Given exercise: Give back the full listing verbatim, apart from its images.

The records:
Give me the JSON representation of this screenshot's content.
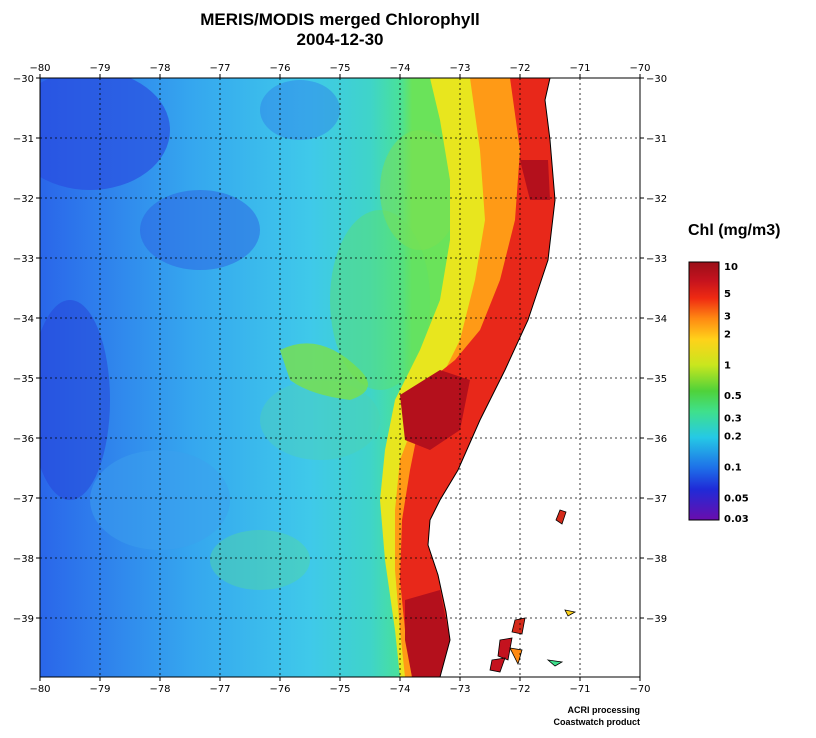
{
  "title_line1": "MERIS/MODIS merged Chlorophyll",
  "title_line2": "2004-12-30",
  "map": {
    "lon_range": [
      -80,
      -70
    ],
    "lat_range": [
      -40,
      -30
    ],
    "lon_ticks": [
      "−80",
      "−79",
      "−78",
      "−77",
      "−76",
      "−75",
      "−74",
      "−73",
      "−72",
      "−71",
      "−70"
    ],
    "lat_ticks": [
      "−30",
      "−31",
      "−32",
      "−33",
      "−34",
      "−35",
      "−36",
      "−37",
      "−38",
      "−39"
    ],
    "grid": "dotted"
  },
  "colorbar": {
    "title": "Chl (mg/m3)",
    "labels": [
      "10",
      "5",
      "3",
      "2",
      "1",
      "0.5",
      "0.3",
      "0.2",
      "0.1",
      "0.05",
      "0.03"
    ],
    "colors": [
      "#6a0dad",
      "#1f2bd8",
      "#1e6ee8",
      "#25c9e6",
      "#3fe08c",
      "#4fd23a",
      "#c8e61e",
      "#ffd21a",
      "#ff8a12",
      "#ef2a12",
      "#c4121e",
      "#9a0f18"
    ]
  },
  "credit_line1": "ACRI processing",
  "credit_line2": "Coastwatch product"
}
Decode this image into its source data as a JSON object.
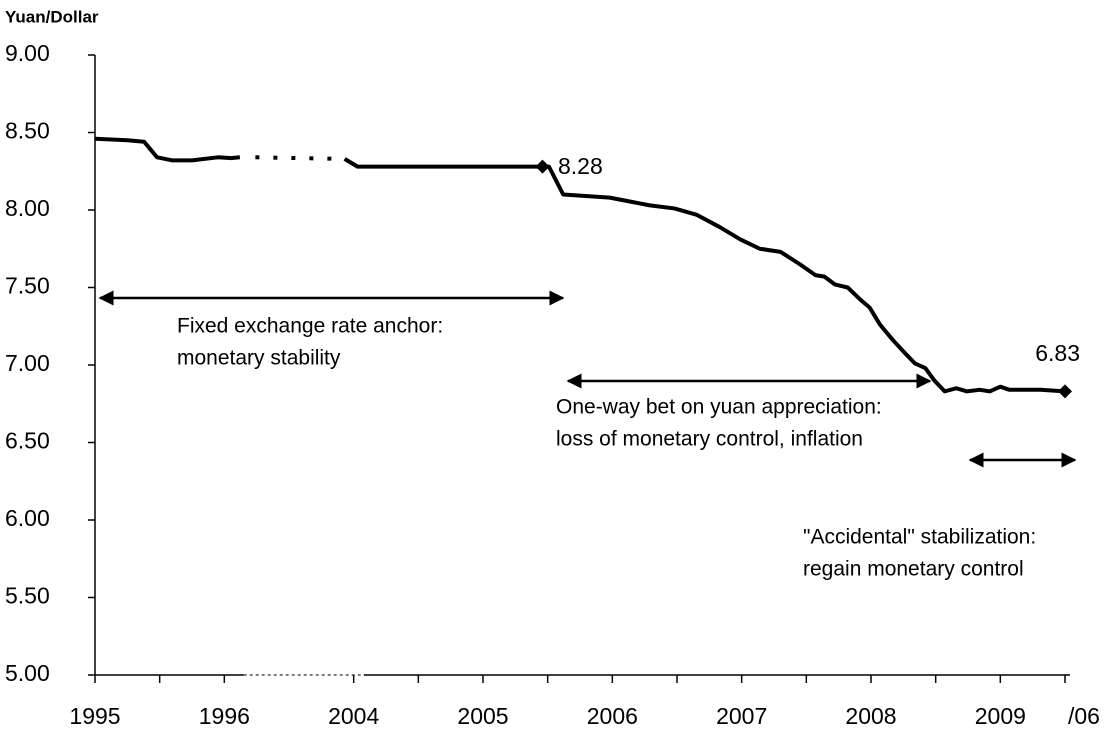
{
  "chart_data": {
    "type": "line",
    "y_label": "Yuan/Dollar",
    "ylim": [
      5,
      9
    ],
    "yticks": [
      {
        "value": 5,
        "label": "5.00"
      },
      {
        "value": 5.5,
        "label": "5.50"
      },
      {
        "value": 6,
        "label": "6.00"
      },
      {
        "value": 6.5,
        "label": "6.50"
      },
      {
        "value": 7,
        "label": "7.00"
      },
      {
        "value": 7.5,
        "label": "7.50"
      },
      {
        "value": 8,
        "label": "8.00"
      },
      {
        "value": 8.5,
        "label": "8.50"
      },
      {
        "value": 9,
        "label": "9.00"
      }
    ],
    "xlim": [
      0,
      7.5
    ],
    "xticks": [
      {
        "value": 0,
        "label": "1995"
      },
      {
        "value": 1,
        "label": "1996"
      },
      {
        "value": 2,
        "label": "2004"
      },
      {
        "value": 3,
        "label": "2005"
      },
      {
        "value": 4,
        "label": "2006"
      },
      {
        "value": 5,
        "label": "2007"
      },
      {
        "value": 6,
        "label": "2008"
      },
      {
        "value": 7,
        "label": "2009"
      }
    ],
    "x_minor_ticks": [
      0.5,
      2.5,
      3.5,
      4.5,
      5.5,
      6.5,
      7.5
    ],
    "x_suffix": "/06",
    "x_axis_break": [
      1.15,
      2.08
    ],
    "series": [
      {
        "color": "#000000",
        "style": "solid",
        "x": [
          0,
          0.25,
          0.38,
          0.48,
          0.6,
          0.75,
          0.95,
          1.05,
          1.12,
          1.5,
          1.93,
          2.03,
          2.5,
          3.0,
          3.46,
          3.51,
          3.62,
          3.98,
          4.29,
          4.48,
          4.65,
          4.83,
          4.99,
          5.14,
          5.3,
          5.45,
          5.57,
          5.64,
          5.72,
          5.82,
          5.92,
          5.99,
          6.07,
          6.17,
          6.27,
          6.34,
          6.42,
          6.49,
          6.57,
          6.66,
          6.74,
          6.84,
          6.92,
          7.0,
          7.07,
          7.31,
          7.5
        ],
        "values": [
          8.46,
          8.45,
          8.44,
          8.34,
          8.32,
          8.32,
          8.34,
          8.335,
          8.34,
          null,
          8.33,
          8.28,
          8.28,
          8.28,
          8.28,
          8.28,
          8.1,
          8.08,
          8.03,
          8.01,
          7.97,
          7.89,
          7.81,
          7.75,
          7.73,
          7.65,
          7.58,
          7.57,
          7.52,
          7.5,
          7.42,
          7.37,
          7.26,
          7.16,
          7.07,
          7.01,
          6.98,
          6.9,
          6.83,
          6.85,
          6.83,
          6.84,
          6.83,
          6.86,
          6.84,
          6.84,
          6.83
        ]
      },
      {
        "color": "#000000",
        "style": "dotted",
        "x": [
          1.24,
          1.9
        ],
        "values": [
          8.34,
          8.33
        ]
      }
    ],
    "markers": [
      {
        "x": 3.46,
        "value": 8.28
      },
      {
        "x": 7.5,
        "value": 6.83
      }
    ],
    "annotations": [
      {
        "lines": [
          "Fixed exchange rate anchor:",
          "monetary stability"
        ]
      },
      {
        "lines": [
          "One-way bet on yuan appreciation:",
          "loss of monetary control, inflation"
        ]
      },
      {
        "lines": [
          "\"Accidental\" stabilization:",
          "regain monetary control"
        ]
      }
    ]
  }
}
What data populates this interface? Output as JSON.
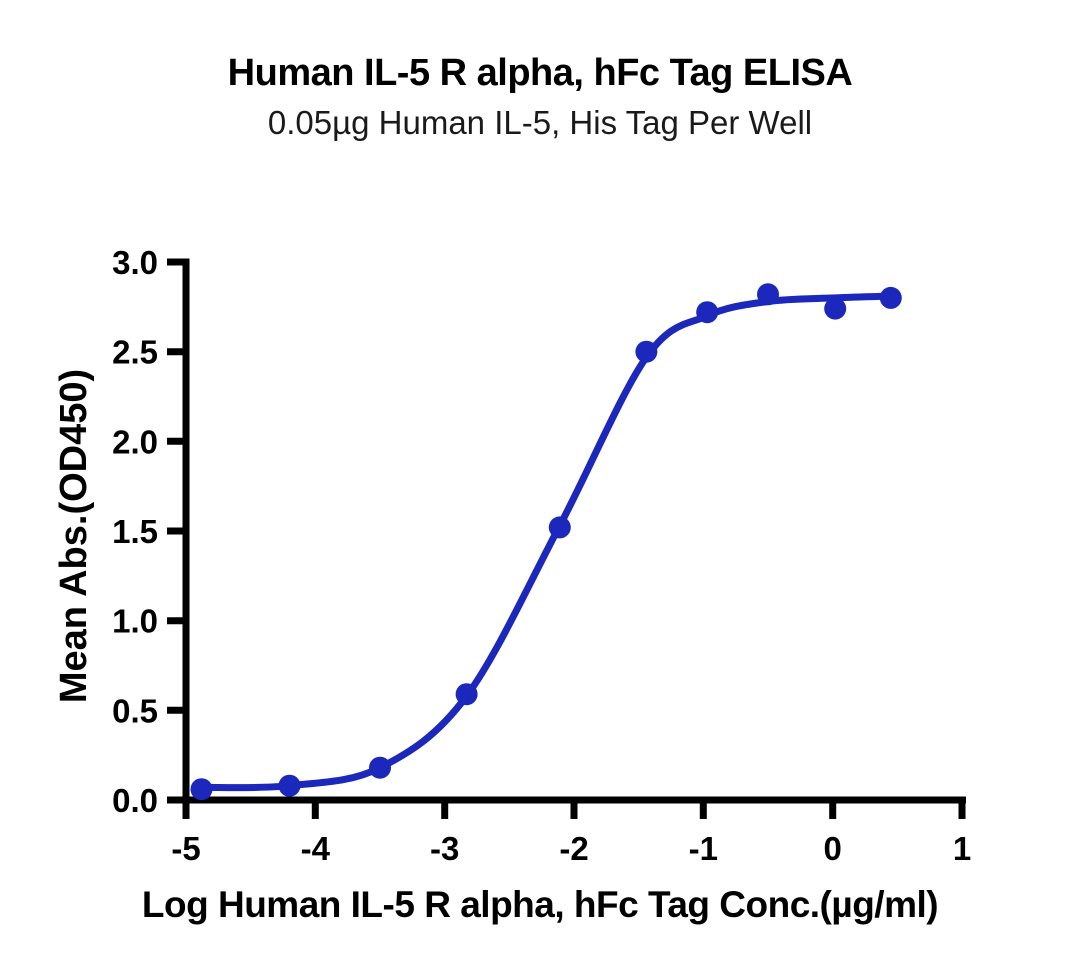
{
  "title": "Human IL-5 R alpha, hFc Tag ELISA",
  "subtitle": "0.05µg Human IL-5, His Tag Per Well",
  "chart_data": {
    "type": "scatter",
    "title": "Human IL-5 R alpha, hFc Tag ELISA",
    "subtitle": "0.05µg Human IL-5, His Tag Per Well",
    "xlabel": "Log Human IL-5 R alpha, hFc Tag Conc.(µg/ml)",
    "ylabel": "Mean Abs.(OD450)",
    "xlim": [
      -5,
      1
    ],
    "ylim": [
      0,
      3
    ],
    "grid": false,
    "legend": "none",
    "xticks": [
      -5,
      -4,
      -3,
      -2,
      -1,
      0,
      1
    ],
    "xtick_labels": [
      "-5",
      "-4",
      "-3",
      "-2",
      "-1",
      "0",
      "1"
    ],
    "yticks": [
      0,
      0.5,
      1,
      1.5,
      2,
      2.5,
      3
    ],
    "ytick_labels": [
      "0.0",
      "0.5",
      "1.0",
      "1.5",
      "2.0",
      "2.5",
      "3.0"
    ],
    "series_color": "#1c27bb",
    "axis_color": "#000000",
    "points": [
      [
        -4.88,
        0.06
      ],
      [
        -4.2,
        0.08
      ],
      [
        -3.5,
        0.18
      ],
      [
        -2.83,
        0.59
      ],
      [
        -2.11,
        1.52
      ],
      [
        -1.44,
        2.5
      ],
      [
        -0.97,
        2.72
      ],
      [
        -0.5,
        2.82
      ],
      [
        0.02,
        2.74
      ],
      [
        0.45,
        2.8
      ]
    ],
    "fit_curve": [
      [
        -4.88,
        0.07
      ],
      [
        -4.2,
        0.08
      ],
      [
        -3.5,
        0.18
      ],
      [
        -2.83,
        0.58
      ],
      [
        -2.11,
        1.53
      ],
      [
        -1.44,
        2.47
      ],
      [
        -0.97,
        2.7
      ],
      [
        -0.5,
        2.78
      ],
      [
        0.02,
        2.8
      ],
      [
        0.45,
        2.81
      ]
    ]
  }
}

The output:
Give me the JSON representation of this screenshot's content.
{
  "title_line1": "MERIS/MODIS merged Chlorophyll",
  "title_line2": "2004-12-30",
  "map": {
    "lon_range": [
      -80,
      -70
    ],
    "lat_range": [
      -40,
      -30
    ],
    "lon_ticks": [
      "−80",
      "−79",
      "−78",
      "−77",
      "−76",
      "−75",
      "−74",
      "−73",
      "−72",
      "−71",
      "−70"
    ],
    "lat_ticks": [
      "−30",
      "−31",
      "−32",
      "−33",
      "−34",
      "−35",
      "−36",
      "−37",
      "−38",
      "−39"
    ],
    "grid": "dotted"
  },
  "colorbar": {
    "title": "Chl (mg/m3)",
    "labels": [
      "10",
      "5",
      "3",
      "2",
      "1",
      "0.5",
      "0.3",
      "0.2",
      "0.1",
      "0.05",
      "0.03"
    ],
    "colors": [
      "#6a0dad",
      "#1f2bd8",
      "#1e6ee8",
      "#25c9e6",
      "#3fe08c",
      "#4fd23a",
      "#c8e61e",
      "#ffd21a",
      "#ff8a12",
      "#ef2a12",
      "#c4121e",
      "#9a0f18"
    ]
  },
  "credit_line1": "ACRI processing",
  "credit_line2": "Coastwatch product"
}
Decode this image into its source data as a JSON object.
{
  "chart_data": {
    "type": "line",
    "y_label": "Yuan/Dollar",
    "ylim": [
      5,
      9
    ],
    "yticks": [
      {
        "value": 5,
        "label": "5.00"
      },
      {
        "value": 5.5,
        "label": "5.50"
      },
      {
        "value": 6,
        "label": "6.00"
      },
      {
        "value": 6.5,
        "label": "6.50"
      },
      {
        "value": 7,
        "label": "7.00"
      },
      {
        "value": 7.5,
        "label": "7.50"
      },
      {
        "value": 8,
        "label": "8.00"
      },
      {
        "value": 8.5,
        "label": "8.50"
      },
      {
        "value": 9,
        "label": "9.00"
      }
    ],
    "xlim": [
      0,
      7.5
    ],
    "xticks": [
      {
        "value": 0,
        "label": "1995"
      },
      {
        "value": 1,
        "label": "1996"
      },
      {
        "value": 2,
        "label": "2004"
      },
      {
        "value": 3,
        "label": "2005"
      },
      {
        "value": 4,
        "label": "2006"
      },
      {
        "value": 5,
        "label": "2007"
      },
      {
        "value": 6,
        "label": "2008"
      },
      {
        "value": 7,
        "label": "2009"
      }
    ],
    "x_minor_ticks": [
      0.5,
      2.5,
      3.5,
      4.5,
      5.5,
      6.5,
      7.5
    ],
    "x_suffix": "/06",
    "x_axis_break": [
      1.15,
      2.08
    ],
    "series": [
      {
        "color": "#000000",
        "style": "solid",
        "x": [
          0,
          0.25,
          0.38,
          0.48,
          0.6,
          0.75,
          0.95,
          1.05,
          1.12,
          1.5,
          1.93,
          2.03,
          2.5,
          3.0,
          3.46,
          3.51,
          3.62,
          3.98,
          4.29,
          4.48,
          4.65,
          4.83,
          4.99,
          5.14,
          5.3,
          5.45,
          5.57,
          5.64,
          5.72,
          5.82,
          5.92,
          5.99,
          6.07,
          6.17,
          6.27,
          6.34,
          6.42,
          6.49,
          6.57,
          6.66,
          6.74,
          6.84,
          6.92,
          7.0,
          7.07,
          7.31,
          7.5
        ],
        "values": [
          8.46,
          8.45,
          8.44,
          8.34,
          8.32,
          8.32,
          8.34,
          8.335,
          8.34,
          null,
          8.33,
          8.28,
          8.28,
          8.28,
          8.28,
          8.28,
          8.1,
          8.08,
          8.03,
          8.01,
          7.97,
          7.89,
          7.81,
          7.75,
          7.73,
          7.65,
          7.58,
          7.57,
          7.52,
          7.5,
          7.42,
          7.37,
          7.26,
          7.16,
          7.07,
          7.01,
          6.98,
          6.9,
          6.83,
          6.85,
          6.83,
          6.84,
          6.83,
          6.86,
          6.84,
          6.84,
          6.83
        ]
      },
      {
        "color": "#000000",
        "style": "dotted",
        "x": [
          1.24,
          1.9
        ],
        "values": [
          8.34,
          8.33
        ]
      }
    ],
    "markers": [
      {
        "x": 3.46,
        "value": 8.28
      },
      {
        "x": 7.5,
        "value": 6.83
      }
    ],
    "annotations": [
      {
        "lines": [
          "Fixed exchange rate anchor:",
          "monetary stability"
        ]
      },
      {
        "lines": [
          "One-way bet on yuan appreciation:",
          "loss of monetary control, inflation"
        ]
      },
      {
        "lines": [
          "\"Accidental\" stabilization:",
          "regain monetary control"
        ]
      }
    ]
  }
}
What data populates this interface? Output as JSON.
{
  "title": "Human IL-5 R alpha, hFc Tag ELISA",
  "subtitle": "0.05µg Human IL-5, His Tag Per Well",
  "chart_data": {
    "type": "scatter",
    "title": "Human IL-5 R alpha, hFc Tag ELISA",
    "subtitle": "0.05µg Human IL-5, His Tag Per Well",
    "xlabel": "Log Human IL-5 R alpha, hFc Tag Conc.(µg/ml)",
    "ylabel": "Mean Abs.(OD450)",
    "xlim": [
      -5,
      1
    ],
    "ylim": [
      0,
      3
    ],
    "grid": false,
    "legend": "none",
    "xticks": [
      -5,
      -4,
      -3,
      -2,
      -1,
      0,
      1
    ],
    "xtick_labels": [
      "-5",
      "-4",
      "-3",
      "-2",
      "-1",
      "0",
      "1"
    ],
    "yticks": [
      0,
      0.5,
      1,
      1.5,
      2,
      2.5,
      3
    ],
    "ytick_labels": [
      "0.0",
      "0.5",
      "1.0",
      "1.5",
      "2.0",
      "2.5",
      "3.0"
    ],
    "series_color": "#1c27bb",
    "axis_color": "#000000",
    "points": [
      [
        -4.88,
        0.06
      ],
      [
        -4.2,
        0.08
      ],
      [
        -3.5,
        0.18
      ],
      [
        -2.83,
        0.59
      ],
      [
        -2.11,
        1.52
      ],
      [
        -1.44,
        2.5
      ],
      [
        -0.97,
        2.72
      ],
      [
        -0.5,
        2.82
      ],
      [
        0.02,
        2.74
      ],
      [
        0.45,
        2.8
      ]
    ],
    "fit_curve": [
      [
        -4.88,
        0.07
      ],
      [
        -4.2,
        0.08
      ],
      [
        -3.5,
        0.18
      ],
      [
        -2.83,
        0.58
      ],
      [
        -2.11,
        1.53
      ],
      [
        -1.44,
        2.47
      ],
      [
        -0.97,
        2.7
      ],
      [
        -0.5,
        2.78
      ],
      [
        0.02,
        2.8
      ],
      [
        0.45,
        2.81
      ]
    ]
  }
}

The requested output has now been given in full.